:: Dettagli del compito ::
Elenca tutti gli ingredienti che, secondo la recensione di Into the Woods, servono alla strega per preparare la pozione.

:: Estratto ::
──────────

Into the Woods regia di Rob Marshall

Musicale
recensione di Fabio Secchi Frau

Un fornaio e sua moglie desiderano ardentemente diventare genitori. Purtroppo, la sola e unica maniera per vedere il loro desiderio esaudito sarà quello di seguire gli ordini di una strega loro vicina di casa e andare nella foresta alla ricerca di quattro importanti ingredienti che serviranno alla maga per preparare una pozione: una mucca bianca come il latte; una mantella rossa come il sangue; capelli biondi come il grano; e una scarpetta pura come l'oro. Incrociando le fiabe di Cappuccetto Rosso, Jack e la pianta di fagioli, Raperonzolo e Cenerentola, i due tentano l'impossibile prima della terza luna blu... Ma sarà veramente un lieto fine?

 

Con Into the Woods, Rob Marshall, regista di altri due musical, Chicago (2002) e Nine (2009), si spinge in una dimensione recentemente abusata da parte del cinema ma, anche conosciuta da gran parte degli spettatori mondiali contemporanei, anche non di musical, dove il realismo e il fiabesco si rincorrono provocando variazioni rilevanti, pur dando la netta sensazione di una rinvenuta “classicità” hollywoodiana.

──────────

:: Voci del dataset ::
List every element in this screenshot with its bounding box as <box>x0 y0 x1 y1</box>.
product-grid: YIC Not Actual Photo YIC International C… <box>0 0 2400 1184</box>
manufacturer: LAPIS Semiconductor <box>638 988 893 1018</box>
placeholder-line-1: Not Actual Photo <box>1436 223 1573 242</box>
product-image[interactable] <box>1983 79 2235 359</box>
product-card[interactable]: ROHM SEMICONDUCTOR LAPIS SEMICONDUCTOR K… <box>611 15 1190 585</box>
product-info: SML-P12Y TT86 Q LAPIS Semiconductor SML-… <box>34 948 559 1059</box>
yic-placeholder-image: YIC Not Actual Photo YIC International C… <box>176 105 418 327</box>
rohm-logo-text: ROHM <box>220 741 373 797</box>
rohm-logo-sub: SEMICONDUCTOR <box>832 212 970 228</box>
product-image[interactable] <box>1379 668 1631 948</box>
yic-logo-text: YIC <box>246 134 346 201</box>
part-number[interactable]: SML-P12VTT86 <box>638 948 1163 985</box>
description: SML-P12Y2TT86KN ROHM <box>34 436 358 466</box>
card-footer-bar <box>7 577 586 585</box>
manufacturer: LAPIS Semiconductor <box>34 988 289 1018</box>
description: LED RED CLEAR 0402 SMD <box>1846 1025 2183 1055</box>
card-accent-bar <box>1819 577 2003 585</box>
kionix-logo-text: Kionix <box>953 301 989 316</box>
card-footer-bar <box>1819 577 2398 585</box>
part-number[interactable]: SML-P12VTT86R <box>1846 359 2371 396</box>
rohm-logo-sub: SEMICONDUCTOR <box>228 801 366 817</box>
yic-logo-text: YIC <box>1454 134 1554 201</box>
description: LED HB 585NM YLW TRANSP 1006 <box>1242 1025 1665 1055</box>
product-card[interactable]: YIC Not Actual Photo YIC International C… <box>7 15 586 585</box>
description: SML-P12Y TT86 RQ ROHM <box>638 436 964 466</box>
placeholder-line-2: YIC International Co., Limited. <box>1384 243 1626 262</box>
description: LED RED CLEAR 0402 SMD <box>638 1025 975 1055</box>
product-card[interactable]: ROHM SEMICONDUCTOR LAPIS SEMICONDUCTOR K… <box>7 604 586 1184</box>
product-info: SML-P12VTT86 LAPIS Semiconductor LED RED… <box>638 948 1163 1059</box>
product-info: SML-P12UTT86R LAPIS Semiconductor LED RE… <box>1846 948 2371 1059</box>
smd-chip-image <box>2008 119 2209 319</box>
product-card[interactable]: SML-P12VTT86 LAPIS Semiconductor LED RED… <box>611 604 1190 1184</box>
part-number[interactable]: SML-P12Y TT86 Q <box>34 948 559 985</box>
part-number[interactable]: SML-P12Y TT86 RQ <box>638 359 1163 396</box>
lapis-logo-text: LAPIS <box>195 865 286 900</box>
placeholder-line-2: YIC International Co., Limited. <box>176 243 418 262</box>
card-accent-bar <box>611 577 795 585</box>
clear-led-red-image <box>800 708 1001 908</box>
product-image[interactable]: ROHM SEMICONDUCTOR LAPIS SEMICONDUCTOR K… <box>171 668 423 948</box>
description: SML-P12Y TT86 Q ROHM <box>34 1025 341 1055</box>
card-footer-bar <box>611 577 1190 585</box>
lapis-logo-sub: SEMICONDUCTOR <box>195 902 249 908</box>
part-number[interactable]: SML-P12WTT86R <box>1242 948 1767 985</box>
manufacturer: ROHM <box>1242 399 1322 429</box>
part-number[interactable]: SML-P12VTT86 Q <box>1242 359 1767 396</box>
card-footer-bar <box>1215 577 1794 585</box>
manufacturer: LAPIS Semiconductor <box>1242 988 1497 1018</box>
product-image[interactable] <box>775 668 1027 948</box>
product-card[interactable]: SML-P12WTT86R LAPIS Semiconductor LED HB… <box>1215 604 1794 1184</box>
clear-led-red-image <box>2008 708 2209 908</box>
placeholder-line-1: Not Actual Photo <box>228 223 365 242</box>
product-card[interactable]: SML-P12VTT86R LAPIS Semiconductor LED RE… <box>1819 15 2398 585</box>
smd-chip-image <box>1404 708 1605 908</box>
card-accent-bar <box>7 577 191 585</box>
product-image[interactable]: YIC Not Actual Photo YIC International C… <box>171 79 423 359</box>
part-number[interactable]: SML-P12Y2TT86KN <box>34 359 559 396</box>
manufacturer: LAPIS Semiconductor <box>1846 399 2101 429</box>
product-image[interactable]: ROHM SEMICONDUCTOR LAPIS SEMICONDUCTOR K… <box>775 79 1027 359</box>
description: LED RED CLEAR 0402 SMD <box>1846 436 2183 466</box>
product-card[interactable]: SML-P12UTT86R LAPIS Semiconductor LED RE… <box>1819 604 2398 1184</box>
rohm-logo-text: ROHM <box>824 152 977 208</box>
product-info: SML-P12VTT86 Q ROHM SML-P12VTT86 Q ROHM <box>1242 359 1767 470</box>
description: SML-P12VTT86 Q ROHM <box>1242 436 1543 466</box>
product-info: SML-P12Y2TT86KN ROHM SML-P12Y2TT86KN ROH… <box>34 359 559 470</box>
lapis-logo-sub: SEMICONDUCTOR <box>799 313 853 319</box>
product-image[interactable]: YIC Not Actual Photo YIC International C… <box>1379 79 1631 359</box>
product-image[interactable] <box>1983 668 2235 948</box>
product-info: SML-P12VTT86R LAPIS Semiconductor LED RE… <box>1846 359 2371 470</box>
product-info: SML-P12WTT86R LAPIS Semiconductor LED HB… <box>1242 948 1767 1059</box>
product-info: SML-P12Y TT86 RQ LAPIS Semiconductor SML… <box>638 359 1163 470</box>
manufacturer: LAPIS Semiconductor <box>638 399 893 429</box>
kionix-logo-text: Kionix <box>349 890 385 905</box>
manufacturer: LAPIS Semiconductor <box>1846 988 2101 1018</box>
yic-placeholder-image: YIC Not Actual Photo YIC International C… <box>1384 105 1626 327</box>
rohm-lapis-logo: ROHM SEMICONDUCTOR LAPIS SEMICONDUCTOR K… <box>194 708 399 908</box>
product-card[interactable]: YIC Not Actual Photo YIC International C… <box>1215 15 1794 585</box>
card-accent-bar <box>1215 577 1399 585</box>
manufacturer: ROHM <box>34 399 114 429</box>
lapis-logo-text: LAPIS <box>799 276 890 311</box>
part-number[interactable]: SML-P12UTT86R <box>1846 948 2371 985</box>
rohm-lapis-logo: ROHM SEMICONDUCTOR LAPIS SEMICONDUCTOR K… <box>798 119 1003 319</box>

──────────

:: Soluzione ::
- una mucca bianca come il latte
- una mantella rossa come il sangue
- capelli biondi come il grano
- una scarpetta pura come l'oro